## BEGIN Data supplied

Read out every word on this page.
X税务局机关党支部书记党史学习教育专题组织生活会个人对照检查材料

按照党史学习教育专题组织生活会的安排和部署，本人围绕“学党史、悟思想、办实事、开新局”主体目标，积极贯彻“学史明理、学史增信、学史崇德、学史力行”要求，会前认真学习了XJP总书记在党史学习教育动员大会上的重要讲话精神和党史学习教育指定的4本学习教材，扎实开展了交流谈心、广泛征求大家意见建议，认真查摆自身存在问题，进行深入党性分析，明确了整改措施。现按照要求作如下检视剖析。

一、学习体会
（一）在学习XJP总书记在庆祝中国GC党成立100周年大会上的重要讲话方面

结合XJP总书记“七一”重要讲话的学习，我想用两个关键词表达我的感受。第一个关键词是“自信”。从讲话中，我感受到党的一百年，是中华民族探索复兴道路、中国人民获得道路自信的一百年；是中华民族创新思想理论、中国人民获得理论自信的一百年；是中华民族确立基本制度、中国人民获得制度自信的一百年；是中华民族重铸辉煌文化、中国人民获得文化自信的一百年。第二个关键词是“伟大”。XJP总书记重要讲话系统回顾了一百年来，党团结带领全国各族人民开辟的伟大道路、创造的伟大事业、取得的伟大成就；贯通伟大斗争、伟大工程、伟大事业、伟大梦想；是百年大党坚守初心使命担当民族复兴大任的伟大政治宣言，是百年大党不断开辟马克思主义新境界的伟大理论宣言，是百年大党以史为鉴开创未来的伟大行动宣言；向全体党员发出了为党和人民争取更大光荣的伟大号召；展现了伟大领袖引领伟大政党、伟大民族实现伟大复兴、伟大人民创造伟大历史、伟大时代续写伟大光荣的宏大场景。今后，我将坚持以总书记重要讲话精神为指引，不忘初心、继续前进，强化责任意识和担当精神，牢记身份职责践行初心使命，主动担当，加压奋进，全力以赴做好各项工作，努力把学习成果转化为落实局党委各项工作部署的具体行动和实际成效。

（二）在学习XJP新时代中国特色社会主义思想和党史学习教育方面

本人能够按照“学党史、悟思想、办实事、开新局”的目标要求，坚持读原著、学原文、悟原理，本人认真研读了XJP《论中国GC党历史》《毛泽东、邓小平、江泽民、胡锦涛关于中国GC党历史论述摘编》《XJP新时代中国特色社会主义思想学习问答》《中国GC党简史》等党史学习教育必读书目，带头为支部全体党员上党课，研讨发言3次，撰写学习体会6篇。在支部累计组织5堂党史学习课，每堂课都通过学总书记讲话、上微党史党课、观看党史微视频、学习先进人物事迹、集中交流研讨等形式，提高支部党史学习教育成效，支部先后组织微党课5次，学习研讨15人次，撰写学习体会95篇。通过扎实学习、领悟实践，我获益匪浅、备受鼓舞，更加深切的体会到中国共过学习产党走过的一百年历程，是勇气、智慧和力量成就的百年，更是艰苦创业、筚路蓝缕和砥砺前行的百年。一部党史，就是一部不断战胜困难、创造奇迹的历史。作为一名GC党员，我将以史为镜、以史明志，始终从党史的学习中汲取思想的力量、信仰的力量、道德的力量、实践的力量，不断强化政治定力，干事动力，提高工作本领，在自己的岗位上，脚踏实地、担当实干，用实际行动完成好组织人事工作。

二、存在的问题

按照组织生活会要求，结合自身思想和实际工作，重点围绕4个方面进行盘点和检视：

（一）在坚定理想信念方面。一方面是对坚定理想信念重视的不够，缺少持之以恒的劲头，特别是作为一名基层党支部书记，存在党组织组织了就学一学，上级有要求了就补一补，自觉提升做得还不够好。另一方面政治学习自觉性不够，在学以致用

## END Data supplied

### Written task:
Extract the complete set of records unchanged.

### Problem solution:
Read out every word on this page.
X税务局机关党支部书记党史学习教育专题组织生活会个人对照检查材料

按照党史学习教育专题组织生活会的安排和部署，本人围绕“学党史、悟思想、办实事、开新局”主体目标，积极贯彻“学史明理、学史增信、学史崇德、学史力行”要求，会前认真学习了XJP总书记在党史学习教育动员大会上的重要讲话精神和党史学习教育指定的4本学习教材，扎实开展了交流谈心、广泛征求大家意见建议，认真查摆自身存在问题，进行深入党性分析，明确了整改措施。现按照要求作如下检视剖析。

一、学习体会
（一）在学习XJP总书记在庆祝中国GC党成立100周年大会上的重要讲话方面

结合XJP总书记“七一”重要讲话的学习，我想用两个关键词表达我的感受。第一个关键词是“自信”。从讲话中，我感受到党的一百年，是中华民族探索复兴道路、中国人民获得道路自信的一百年；是中华民族创新思想理论、中国人民获得理论自信的一百年；是中华民族确立基本制度、中国人民获得制度自信的一百年；是中华民族重铸辉煌文化、中国人民获得文化自信的一百年。第二个关键词是“伟大”。XJP总书记重要讲话系统回顾了一百年来，党团结带领全国各族人民开辟的伟大道路、创造的伟大事业、取得的伟大成就；贯通伟大斗争、伟大工程、伟大事业、伟大梦想；是百年大党坚守初心使命担当民族复兴大任的伟大政治宣言，是百年大党不断开辟马克思主义新境界的伟大理论宣言，是百年大党以史为鉴开创未来的伟大行动宣言；向全体党员发出了为党和人民争取更大光荣的伟大号召；展现了伟大领袖引领伟大政党、伟大民族实现伟大复兴、伟大人民创造伟大历史、伟大时代续写伟大光荣的宏大场景。今后，我将坚持以总书记重要讲话精神为指引，不忘初心、继续前进，强化责任意识和担当精神，牢记身份职责践行初心使命，主动担当，加压奋进，全力以赴做好各项工作，努力把学习成果转化为落实局党委各项工作部署的具体行动和实际成效。

（二）在学习XJP新时代中国特色社会主义思想和党史学习教育方面

本人能够按照“学党史、悟思想、办实事、开新局”的目标要求，坚持读原著、学原文、悟原理，本人认真研读了XJP《论中国GC党历史》《毛泽东、邓小平、江泽民、胡锦涛关于中国GC党历史论述摘编》《XJP新时代中国特色社会主义思想学习问答》《中国GC党简史》等党史学习教育必读书目，带头为支部全体党员上党课，研讨发言3次，撰写学习体会6篇。在支部累计组织5堂党史学习课，每堂课都通过学总书记讲话、上微党史党课、观看党史微视频、学习先进人物事迹、集中交流研讨等形式，提高支部党史学习教育成效，支部先后组织微党课5次，学习研讨15人次，撰写学习体会95篇。通过扎实学习、领悟实践，我获益匪浅、备受鼓舞，更加深切的体会到中国共过学习产党走过的一百年历程，是勇气、智慧和力量成就的百年，更是艰苦创业、筚路蓝缕和砥砺前行的百年。一部党史，就是一部不断战胜困难、创造奇迹的历史。作为一名GC党员，我将以史为镜、以史明志，始终从党史的学习中汲取思想的力量、信仰的力量、道德的力量、实践的力量，不断强化政治定力，干事动力，提高工作本领，在自己的岗位上，脚踏实地、担当实干，用实际行动完成好组织人事工作。

二、存在的问题

按照组织生活会要求，结合自身思想和实际工作，重点围绕4个方面进行盘点和检视：

（一）在坚定理想信念方面。一方面是对坚定理想信念重视的不够，缺少持之以恒的劲头，特别是作为一名基层党支部书记，存在党组织组织了就学一学，上级有要求了就补一补，自觉提升做得还不够好。另一方面政治学习自觉性不够，在学以致用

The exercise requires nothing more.